WHAT THE EXERCISE ASKS
Repeat the listing in full, word for word.

GIVEN DATA
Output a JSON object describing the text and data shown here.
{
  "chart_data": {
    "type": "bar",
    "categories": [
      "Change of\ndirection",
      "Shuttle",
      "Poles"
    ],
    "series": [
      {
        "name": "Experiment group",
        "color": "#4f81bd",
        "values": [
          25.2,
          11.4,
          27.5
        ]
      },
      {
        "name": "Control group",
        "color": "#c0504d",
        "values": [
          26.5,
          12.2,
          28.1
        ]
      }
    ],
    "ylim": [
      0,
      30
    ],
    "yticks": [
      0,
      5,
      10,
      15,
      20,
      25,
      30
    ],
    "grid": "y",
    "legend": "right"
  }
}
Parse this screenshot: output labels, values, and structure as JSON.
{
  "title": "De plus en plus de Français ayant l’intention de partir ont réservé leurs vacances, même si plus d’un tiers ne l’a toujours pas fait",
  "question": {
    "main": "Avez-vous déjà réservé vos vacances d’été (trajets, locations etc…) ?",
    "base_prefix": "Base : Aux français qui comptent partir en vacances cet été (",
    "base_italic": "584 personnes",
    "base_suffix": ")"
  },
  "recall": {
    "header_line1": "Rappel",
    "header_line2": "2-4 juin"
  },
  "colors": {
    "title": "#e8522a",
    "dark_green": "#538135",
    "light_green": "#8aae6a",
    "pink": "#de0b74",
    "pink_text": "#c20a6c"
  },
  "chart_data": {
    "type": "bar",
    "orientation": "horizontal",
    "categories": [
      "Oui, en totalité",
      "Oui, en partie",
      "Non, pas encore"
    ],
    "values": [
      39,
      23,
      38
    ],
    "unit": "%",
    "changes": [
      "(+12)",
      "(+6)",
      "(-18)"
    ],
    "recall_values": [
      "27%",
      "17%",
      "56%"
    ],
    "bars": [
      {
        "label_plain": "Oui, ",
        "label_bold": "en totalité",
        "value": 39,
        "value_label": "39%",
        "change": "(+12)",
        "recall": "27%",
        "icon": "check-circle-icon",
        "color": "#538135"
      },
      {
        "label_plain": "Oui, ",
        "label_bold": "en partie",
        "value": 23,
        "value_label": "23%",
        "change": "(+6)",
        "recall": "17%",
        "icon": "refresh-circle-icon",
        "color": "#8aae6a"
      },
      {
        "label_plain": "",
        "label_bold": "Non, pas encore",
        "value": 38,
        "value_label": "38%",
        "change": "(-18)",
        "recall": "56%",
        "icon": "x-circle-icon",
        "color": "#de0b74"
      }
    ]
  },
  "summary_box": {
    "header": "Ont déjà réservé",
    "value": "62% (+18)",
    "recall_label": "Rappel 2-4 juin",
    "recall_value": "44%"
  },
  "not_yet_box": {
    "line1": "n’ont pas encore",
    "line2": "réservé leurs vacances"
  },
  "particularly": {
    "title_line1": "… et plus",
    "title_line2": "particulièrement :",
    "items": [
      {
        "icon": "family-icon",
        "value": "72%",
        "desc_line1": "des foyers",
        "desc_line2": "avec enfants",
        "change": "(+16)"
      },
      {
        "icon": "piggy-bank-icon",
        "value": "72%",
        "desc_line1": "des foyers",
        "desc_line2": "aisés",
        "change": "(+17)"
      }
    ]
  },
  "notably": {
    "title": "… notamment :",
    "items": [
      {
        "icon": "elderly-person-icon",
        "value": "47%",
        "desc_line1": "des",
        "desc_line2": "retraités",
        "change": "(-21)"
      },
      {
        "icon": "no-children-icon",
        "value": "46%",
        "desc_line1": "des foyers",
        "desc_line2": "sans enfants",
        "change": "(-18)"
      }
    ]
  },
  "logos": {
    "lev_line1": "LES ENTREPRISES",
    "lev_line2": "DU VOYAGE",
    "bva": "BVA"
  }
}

EXERCISE RESPONSE
Output a JSON object describing the text and data shown here.
{
  "chart_data": {
    "type": "bar",
    "categories": [
      "Change of\ndirection",
      "Shuttle",
      "Poles"
    ],
    "series": [
      {
        "name": "Experiment group",
        "color": "#4f81bd",
        "values": [
          25.2,
          11.4,
          27.5
        ]
      },
      {
        "name": "Control group",
        "color": "#c0504d",
        "values": [
          26.5,
          12.2,
          28.1
        ]
      }
    ],
    "ylim": [
      0,
      30
    ],
    "yticks": [
      0,
      5,
      10,
      15,
      20,
      25,
      30
    ],
    "grid": "y",
    "legend": "right"
  }
}
Parse this screenshot: output labels, values, and structure as JSON.
{
  "title": "De plus en plus de Français ayant l’intention de partir ont réservé leurs vacances, même si plus d’un tiers ne l’a toujours pas fait",
  "question": {
    "main": "Avez-vous déjà réservé vos vacances d’été (trajets, locations etc…) ?",
    "base_prefix": "Base : Aux français qui comptent partir en vacances cet été (",
    "base_italic": "584 personnes",
    "base_suffix": ")"
  },
  "recall": {
    "header_line1": "Rappel",
    "header_line2": "2-4 juin"
  },
  "colors": {
    "title": "#e8522a",
    "dark_green": "#538135",
    "light_green": "#8aae6a",
    "pink": "#de0b74",
    "pink_text": "#c20a6c"
  },
  "chart_data": {
    "type": "bar",
    "orientation": "horizontal",
    "categories": [
      "Oui, en totalité",
      "Oui, en partie",
      "Non, pas encore"
    ],
    "values": [
      39,
      23,
      38
    ],
    "unit": "%",
    "changes": [
      "(+12)",
      "(+6)",
      "(-18)"
    ],
    "recall_values": [
      "27%",
      "17%",
      "56%"
    ],
    "bars": [
      {
        "label_plain": "Oui, ",
        "label_bold": "en totalité",
        "value": 39,
        "value_label": "39%",
        "change": "(+12)",
        "recall": "27%",
        "icon": "check-circle-icon",
        "color": "#538135"
      },
      {
        "label_plain": "Oui, ",
        "label_bold": "en partie",
        "value": 23,
        "value_label": "23%",
        "change": "(+6)",
        "recall": "17%",
        "icon": "refresh-circle-icon",
        "color": "#8aae6a"
      },
      {
        "label_plain": "",
        "label_bold": "Non, pas encore",
        "value": 38,
        "value_label": "38%",
        "change": "(-18)",
        "recall": "56%",
        "icon": "x-circle-icon",
        "color": "#de0b74"
      }
    ]
  },
  "summary_box": {
    "header": "Ont déjà réservé",
    "value": "62% (+18)",
    "recall_label": "Rappel 2-4 juin",
    "recall_value": "44%"
  },
  "not_yet_box": {
    "line1": "n’ont pas encore",
    "line2": "réservé leurs vacances"
  },
  "particularly": {
    "title_line1": "… et plus",
    "title_line2": "particulièrement :",
    "items": [
      {
        "icon": "family-icon",
        "value": "72%",
        "desc_line1": "des foyers",
        "desc_line2": "avec enfants",
        "change": "(+16)"
      },
      {
        "icon": "piggy-bank-icon",
        "value": "72%",
        "desc_line1": "des foyers",
        "desc_line2": "aisés",
        "change": "(+17)"
      }
    ]
  },
  "notably": {
    "title": "… notamment :",
    "items": [
      {
        "icon": "elderly-person-icon",
        "value": "47%",
        "desc_line1": "des",
        "desc_line2": "retraités",
        "change": "(-21)"
      },
      {
        "icon": "no-children-icon",
        "value": "46%",
        "desc_line1": "des foyers",
        "desc_line2": "sans enfants",
        "change": "(-18)"
      }
    ]
  },
  "logos": {
    "lev_line1": "LES ENTREPRISES",
    "lev_line2": "DU VOYAGE",
    "bva": "BVA"
  }
}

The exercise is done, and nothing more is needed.